__GOAL__
Check each line of the listing for the string "TORQUE", then state how many lines have it. Only the number is wanted.

__GIVEN RECORDS__
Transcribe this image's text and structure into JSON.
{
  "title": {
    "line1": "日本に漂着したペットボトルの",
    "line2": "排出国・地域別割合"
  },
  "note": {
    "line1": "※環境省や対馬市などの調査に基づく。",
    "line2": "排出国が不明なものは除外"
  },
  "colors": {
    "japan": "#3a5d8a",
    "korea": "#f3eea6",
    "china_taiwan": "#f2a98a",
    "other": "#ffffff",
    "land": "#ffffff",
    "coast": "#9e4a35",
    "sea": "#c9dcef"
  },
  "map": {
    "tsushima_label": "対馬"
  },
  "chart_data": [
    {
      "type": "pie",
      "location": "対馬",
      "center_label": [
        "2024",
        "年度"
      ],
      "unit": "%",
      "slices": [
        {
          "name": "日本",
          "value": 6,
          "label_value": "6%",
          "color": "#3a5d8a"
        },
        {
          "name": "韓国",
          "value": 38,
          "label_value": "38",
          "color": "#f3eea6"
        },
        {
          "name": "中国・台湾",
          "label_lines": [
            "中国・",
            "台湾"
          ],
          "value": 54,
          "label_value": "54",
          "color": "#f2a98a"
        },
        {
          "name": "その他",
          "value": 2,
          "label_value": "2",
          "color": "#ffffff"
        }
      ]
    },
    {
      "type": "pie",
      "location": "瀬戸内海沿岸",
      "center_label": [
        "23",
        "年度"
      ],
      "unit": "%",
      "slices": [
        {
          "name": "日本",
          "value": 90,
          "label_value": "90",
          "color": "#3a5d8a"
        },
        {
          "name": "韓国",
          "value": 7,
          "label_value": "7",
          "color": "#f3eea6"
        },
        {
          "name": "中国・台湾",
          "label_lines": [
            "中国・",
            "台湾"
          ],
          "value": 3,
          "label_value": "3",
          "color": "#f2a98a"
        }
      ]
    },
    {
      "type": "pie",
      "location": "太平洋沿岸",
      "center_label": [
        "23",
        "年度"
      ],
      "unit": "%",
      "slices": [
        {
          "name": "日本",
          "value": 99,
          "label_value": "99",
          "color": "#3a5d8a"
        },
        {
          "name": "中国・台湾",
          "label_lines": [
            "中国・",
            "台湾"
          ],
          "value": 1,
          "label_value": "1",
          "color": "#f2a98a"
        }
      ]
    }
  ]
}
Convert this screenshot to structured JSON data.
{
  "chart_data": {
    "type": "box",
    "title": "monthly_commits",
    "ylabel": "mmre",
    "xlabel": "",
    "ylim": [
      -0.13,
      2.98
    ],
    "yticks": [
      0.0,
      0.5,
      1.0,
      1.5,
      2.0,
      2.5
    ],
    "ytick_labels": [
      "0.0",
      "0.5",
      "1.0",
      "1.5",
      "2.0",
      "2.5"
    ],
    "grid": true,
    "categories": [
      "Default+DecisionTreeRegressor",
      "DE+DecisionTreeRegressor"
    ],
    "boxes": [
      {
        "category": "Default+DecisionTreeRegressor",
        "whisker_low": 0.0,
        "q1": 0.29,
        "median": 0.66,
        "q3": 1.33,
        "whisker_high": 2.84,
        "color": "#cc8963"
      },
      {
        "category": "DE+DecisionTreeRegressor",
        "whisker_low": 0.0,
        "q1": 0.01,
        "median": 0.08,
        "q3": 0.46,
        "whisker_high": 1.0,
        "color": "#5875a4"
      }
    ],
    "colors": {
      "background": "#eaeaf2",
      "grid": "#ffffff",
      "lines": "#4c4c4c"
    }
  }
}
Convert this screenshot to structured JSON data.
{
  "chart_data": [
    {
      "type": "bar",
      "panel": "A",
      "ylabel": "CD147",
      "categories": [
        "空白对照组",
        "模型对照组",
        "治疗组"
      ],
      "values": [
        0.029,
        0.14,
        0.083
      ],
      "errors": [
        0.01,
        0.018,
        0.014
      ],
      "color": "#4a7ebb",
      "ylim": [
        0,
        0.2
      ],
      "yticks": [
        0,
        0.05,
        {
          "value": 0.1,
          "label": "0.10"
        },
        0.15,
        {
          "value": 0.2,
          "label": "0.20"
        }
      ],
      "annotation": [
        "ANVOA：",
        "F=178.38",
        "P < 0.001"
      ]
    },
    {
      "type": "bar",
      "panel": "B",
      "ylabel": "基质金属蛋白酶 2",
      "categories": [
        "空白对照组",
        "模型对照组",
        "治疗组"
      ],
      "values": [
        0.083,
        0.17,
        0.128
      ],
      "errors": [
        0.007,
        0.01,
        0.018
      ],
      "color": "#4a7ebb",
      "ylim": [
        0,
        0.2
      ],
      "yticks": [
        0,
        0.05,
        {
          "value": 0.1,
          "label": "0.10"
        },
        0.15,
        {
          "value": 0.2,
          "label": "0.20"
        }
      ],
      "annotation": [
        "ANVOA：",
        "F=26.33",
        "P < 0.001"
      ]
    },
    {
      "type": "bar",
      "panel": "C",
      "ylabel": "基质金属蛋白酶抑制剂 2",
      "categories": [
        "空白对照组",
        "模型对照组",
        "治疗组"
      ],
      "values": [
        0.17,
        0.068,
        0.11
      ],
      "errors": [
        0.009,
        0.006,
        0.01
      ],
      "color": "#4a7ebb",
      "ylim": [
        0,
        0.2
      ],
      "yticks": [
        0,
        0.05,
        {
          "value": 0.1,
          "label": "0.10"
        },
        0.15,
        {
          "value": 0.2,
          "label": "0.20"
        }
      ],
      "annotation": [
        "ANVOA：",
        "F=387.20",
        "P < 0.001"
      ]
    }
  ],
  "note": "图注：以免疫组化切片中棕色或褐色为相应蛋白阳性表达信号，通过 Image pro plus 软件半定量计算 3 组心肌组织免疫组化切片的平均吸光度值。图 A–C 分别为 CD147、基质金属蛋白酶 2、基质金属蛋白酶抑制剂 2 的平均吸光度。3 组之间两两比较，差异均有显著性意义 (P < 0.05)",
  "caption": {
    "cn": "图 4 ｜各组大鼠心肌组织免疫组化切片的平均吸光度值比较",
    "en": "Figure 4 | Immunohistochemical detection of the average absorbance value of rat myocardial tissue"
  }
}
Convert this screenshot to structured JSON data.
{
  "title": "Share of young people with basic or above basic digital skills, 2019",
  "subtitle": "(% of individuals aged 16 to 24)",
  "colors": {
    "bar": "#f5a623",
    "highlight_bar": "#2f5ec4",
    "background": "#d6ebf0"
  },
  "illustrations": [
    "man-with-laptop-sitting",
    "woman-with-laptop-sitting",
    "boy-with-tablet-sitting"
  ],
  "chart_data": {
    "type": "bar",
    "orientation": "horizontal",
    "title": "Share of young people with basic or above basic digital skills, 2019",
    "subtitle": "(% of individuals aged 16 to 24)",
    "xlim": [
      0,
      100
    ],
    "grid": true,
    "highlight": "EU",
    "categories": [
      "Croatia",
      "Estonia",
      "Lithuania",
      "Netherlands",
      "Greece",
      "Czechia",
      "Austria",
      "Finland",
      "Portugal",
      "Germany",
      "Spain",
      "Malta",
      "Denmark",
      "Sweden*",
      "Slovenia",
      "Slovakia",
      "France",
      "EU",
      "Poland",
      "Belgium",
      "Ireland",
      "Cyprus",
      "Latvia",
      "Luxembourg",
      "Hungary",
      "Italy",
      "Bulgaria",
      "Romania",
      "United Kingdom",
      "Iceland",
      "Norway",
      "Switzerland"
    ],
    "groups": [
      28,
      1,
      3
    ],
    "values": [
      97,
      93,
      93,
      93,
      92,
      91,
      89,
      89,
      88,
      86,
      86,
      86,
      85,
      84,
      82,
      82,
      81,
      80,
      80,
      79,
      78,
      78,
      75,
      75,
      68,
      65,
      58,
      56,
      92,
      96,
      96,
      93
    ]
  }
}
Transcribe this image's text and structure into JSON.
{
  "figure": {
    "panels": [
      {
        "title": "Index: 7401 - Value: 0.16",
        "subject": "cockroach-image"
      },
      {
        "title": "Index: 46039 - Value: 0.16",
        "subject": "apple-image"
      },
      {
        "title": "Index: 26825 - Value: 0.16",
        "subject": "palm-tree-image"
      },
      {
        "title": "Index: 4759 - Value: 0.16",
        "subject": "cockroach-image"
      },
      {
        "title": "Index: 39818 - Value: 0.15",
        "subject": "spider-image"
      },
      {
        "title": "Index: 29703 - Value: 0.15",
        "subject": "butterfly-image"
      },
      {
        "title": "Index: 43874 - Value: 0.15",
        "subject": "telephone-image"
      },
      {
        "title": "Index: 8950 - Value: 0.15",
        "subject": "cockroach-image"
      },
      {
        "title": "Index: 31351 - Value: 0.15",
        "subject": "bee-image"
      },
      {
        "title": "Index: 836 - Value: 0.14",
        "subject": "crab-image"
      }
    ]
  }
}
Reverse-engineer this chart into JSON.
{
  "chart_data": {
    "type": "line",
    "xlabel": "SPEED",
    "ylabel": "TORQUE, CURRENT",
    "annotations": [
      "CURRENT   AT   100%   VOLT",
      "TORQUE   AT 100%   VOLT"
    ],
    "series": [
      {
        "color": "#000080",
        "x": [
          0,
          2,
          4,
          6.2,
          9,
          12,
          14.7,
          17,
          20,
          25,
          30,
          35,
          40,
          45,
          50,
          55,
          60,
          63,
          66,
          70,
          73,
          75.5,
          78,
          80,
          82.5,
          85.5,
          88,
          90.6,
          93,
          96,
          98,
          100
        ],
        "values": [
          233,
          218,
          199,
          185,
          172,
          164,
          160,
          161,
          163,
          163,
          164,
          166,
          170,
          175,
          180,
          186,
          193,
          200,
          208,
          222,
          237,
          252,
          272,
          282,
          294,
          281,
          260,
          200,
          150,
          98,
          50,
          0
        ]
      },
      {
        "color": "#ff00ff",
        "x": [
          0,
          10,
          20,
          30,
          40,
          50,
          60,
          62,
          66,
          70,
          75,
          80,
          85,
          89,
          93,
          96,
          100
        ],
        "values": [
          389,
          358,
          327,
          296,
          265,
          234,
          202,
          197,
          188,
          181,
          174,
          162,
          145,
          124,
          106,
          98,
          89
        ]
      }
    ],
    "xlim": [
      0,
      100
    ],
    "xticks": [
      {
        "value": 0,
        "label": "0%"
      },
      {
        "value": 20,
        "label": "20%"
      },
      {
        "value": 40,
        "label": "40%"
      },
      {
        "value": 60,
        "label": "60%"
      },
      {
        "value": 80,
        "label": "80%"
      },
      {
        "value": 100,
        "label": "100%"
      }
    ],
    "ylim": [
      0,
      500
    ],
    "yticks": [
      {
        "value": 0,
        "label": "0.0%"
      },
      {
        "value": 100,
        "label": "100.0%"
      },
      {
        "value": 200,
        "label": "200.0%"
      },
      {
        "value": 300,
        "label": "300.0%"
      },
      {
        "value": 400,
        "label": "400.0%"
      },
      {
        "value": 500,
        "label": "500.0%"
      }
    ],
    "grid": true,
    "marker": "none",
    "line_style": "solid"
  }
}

__RESULT OF THE TASK__
2